-- start Dataset --

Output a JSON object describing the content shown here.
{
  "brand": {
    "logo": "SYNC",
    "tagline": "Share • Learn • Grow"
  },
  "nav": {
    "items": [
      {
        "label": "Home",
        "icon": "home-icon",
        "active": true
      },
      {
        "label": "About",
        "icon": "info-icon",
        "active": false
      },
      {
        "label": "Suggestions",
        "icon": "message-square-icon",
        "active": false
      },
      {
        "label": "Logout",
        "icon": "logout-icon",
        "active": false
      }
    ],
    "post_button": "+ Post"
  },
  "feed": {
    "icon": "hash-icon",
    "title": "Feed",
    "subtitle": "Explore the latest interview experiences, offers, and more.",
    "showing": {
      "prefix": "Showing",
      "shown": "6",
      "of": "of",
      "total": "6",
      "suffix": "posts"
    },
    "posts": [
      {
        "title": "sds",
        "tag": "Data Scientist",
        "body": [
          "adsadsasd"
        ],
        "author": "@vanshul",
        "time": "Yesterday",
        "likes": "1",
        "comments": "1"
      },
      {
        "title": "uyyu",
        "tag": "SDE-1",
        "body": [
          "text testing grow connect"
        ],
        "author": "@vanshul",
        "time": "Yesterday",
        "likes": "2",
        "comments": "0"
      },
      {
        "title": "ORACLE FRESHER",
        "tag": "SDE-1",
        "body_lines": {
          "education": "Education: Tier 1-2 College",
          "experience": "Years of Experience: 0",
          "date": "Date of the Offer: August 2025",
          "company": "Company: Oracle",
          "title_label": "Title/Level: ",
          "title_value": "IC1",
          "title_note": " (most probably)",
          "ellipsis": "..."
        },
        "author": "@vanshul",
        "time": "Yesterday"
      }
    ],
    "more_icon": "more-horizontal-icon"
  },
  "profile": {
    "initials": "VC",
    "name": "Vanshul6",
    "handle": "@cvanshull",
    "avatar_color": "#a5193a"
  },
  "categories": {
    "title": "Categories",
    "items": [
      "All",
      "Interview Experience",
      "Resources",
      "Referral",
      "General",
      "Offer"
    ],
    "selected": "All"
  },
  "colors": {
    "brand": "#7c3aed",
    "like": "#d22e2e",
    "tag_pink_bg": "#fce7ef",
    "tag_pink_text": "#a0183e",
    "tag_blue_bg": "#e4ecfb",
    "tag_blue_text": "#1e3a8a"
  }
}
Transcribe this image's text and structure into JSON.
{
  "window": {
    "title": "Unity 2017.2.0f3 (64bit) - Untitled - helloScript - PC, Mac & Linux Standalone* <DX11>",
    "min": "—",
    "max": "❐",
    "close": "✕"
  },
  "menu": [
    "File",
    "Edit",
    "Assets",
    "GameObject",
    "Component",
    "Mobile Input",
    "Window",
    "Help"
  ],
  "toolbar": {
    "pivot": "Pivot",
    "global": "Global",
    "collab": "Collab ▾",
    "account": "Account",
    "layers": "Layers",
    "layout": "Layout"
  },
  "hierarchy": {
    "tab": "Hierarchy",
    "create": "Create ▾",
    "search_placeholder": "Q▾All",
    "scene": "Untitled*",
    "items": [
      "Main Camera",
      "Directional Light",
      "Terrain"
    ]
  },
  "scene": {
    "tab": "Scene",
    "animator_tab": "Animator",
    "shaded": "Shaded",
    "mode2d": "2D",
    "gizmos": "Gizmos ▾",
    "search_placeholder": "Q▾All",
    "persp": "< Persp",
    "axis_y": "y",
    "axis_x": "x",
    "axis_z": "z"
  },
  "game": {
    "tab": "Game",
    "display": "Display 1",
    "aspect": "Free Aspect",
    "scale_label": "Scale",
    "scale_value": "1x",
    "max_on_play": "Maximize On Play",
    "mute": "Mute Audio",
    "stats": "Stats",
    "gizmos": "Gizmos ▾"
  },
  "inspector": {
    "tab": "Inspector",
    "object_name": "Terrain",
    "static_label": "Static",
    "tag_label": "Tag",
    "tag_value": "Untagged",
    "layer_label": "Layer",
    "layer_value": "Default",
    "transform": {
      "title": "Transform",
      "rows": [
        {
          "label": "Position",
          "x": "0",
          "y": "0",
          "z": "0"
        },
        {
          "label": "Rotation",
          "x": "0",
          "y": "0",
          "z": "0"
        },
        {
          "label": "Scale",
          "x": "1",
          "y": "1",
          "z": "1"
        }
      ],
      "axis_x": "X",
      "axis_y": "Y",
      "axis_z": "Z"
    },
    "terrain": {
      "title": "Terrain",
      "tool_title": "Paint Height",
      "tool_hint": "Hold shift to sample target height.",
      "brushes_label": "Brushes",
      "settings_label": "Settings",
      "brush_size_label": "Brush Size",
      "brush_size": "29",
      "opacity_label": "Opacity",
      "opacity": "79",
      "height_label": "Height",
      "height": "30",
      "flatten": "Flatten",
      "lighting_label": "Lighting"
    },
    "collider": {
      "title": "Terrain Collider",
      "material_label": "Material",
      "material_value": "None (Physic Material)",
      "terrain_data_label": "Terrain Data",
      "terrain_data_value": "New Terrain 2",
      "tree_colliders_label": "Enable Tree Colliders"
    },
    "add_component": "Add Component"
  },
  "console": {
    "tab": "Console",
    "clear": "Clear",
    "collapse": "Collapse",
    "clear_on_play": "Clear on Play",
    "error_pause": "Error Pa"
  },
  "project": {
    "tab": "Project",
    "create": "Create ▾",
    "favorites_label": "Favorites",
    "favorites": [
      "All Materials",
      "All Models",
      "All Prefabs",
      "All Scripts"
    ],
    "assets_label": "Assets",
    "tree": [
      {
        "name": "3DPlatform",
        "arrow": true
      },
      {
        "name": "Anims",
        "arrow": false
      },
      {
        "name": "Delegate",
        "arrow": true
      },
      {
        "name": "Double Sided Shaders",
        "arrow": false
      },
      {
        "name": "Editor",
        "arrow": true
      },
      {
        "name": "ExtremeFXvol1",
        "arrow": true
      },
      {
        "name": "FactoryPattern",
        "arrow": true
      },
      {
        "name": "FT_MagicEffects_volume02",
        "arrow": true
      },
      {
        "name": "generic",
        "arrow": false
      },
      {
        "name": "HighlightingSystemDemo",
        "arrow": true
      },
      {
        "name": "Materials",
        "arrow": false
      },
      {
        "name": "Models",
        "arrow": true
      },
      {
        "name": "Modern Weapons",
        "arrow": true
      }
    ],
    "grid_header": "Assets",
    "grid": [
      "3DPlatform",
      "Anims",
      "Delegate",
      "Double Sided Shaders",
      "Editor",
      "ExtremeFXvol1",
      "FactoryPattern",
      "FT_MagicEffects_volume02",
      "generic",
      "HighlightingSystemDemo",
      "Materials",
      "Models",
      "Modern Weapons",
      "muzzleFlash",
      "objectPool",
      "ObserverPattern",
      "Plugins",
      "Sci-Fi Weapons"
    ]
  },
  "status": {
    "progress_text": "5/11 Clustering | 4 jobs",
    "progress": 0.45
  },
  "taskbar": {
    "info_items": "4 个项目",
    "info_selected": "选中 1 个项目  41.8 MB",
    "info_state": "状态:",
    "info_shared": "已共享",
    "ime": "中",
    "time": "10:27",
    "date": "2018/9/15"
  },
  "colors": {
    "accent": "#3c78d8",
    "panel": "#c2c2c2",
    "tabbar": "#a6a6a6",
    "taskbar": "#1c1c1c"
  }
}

-- end Dataset --

--- Your goal ---
Copy each line above where the string "HighlightingSystemDemo" occurs.

--- Output of the exercise ---
        "name": "HighlightingSystemDemo",
      "HighlightingSystemDemo",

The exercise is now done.